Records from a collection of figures
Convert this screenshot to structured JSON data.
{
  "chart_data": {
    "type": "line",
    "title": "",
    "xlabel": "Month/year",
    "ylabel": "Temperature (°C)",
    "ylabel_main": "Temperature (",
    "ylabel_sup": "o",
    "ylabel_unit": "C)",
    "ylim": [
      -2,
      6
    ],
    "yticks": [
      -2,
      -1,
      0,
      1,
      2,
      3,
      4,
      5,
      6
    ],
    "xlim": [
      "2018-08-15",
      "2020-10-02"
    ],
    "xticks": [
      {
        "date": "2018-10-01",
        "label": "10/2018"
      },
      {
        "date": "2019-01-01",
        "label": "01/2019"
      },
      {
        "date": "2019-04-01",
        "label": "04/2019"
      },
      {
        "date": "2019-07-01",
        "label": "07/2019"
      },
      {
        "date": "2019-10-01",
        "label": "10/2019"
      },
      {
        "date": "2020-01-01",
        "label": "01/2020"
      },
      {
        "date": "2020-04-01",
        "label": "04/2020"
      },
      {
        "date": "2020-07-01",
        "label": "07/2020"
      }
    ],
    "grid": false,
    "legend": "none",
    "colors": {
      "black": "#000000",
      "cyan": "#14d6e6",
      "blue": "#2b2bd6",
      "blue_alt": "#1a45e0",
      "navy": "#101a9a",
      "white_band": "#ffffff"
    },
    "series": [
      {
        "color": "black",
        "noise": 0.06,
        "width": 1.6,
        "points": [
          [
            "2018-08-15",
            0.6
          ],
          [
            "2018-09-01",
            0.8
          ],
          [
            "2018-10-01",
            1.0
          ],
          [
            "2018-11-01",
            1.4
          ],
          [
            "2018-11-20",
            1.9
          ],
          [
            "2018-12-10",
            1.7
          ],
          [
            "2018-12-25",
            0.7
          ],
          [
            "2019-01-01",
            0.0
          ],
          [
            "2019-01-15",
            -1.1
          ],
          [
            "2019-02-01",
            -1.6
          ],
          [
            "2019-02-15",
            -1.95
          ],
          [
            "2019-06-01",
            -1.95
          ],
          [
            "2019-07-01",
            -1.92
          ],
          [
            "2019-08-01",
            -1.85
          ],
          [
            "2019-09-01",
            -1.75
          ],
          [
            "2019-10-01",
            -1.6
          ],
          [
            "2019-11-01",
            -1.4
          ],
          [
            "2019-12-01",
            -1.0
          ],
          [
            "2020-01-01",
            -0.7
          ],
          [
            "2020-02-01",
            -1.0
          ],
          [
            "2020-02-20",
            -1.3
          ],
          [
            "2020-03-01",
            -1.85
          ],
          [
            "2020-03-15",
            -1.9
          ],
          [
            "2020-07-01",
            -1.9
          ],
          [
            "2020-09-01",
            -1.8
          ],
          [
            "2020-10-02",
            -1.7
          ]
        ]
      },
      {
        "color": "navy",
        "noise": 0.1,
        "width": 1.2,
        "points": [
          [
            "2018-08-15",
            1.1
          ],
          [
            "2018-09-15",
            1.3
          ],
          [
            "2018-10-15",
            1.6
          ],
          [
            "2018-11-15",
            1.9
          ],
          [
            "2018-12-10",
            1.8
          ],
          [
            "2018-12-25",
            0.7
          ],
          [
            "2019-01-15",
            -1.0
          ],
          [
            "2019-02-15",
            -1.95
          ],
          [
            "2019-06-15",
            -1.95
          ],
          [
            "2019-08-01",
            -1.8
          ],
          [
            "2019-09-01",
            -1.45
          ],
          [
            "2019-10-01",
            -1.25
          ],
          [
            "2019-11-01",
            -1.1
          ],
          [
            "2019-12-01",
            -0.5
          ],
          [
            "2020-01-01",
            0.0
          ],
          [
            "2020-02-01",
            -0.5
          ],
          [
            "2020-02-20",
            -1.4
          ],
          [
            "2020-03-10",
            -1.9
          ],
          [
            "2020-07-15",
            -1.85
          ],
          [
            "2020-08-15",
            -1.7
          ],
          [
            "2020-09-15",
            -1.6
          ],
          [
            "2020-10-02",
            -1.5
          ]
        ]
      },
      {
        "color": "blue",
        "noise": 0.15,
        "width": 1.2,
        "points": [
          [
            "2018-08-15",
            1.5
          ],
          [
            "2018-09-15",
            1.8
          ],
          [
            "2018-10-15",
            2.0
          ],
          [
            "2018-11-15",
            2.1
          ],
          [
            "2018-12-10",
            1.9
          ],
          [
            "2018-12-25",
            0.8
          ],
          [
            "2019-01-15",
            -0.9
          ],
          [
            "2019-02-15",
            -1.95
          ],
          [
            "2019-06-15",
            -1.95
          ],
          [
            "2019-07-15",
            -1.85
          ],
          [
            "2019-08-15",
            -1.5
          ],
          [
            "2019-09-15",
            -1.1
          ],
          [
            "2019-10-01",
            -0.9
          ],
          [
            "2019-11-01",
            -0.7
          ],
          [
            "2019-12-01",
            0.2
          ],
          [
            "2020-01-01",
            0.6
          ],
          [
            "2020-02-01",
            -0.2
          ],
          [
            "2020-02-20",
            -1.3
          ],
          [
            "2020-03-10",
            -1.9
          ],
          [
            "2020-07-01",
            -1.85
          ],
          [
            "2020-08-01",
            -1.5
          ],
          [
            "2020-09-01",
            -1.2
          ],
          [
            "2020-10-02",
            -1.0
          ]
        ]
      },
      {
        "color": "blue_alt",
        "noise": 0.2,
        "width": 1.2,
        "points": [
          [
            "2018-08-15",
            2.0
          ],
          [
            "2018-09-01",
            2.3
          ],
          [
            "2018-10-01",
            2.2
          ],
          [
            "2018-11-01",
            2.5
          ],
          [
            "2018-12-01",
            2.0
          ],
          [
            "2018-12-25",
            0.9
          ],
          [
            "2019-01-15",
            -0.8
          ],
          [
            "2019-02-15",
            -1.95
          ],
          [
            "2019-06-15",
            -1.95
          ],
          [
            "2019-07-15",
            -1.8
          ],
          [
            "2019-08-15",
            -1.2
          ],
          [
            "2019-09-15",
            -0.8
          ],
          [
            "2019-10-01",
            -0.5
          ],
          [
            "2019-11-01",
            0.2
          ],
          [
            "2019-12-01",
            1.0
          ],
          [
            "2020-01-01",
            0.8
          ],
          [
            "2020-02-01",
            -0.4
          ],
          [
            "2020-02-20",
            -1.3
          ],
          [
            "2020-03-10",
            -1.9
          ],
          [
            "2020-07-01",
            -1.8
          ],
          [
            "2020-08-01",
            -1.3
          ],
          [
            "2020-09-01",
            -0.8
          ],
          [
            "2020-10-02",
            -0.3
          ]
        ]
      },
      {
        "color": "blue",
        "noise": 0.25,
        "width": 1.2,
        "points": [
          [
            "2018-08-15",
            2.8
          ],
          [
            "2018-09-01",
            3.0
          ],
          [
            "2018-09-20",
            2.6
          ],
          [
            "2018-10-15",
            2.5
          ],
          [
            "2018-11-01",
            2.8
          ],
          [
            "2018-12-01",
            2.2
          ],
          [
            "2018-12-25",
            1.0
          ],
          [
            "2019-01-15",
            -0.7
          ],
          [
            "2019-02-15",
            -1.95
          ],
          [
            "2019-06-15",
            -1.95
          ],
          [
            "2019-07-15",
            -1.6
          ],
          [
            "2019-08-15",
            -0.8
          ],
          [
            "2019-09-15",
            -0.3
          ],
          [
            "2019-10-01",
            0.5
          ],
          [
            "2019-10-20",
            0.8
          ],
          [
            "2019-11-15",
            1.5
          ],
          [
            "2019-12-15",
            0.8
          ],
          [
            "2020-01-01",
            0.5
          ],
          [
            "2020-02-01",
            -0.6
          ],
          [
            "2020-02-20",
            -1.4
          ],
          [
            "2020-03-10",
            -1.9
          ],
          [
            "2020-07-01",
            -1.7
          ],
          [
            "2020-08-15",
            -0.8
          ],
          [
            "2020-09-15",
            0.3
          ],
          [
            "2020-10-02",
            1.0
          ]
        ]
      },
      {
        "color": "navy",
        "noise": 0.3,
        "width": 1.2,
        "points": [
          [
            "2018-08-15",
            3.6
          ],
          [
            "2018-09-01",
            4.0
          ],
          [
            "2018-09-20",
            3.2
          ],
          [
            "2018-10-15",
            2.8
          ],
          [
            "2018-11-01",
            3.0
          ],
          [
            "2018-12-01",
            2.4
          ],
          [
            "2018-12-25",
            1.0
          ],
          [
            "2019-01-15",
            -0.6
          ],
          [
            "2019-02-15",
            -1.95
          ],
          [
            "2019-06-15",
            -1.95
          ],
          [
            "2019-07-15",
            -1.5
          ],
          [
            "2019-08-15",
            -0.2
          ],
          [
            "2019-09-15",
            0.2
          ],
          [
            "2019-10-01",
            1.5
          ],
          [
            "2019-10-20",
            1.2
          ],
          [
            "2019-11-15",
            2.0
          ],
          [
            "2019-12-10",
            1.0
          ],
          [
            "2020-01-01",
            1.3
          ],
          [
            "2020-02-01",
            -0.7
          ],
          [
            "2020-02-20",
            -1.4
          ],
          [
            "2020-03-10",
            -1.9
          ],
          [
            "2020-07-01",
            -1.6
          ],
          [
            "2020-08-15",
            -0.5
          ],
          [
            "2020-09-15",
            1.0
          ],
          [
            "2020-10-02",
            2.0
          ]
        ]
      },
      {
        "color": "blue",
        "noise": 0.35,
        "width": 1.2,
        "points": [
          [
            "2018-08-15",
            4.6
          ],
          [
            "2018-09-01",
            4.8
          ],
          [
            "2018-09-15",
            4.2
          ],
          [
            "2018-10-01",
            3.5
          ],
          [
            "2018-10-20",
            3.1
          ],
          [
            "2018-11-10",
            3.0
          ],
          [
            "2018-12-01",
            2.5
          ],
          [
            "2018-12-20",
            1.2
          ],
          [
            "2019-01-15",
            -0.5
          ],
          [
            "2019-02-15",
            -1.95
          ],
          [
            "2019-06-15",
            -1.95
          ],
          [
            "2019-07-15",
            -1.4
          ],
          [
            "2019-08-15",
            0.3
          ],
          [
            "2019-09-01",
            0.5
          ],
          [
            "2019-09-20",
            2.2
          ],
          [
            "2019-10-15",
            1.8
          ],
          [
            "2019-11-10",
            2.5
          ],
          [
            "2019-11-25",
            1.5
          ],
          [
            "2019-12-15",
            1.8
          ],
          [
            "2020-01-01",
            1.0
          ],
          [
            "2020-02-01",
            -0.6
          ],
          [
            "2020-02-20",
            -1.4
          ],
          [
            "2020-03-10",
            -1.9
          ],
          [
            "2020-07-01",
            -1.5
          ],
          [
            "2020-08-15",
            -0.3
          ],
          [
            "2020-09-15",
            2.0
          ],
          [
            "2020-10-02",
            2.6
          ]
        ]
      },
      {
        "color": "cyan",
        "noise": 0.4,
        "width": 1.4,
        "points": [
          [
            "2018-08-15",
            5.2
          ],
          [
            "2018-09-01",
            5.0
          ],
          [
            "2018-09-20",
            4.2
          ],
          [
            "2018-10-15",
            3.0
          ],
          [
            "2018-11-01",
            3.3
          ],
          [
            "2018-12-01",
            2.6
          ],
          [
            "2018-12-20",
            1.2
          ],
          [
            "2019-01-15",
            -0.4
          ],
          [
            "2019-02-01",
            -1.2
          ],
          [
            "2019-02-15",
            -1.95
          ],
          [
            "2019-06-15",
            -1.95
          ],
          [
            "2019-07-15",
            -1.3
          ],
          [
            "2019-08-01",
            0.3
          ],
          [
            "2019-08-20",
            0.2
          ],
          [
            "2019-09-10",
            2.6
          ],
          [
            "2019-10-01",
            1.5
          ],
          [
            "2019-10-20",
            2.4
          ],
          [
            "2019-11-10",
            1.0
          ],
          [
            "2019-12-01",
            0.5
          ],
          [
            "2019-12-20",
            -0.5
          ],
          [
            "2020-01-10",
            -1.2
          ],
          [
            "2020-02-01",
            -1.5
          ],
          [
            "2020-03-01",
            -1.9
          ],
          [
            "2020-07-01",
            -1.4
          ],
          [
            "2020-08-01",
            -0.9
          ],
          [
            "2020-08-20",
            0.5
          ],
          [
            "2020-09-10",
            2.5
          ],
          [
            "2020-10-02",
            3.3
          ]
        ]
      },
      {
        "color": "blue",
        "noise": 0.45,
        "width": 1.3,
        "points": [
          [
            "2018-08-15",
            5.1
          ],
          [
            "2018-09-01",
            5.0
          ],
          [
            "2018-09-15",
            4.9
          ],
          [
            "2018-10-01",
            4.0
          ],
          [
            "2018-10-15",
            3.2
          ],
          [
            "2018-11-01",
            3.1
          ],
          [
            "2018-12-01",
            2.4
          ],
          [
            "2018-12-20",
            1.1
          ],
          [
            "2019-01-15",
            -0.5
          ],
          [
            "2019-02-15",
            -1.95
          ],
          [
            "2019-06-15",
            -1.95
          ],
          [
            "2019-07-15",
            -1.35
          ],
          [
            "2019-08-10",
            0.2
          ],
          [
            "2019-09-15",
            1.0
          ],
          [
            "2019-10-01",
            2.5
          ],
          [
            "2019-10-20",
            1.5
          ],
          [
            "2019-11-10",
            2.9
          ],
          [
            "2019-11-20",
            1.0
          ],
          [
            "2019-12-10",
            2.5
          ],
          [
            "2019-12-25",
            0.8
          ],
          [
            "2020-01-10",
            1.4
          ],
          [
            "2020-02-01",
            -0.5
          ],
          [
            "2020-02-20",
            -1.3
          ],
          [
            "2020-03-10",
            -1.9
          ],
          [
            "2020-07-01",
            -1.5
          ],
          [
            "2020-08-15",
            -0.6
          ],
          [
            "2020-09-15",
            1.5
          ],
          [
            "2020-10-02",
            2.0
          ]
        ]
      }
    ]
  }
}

▶ Requirements: Give the count of lines in the records that contain "noise", and no other text.

▶ Task solution: 9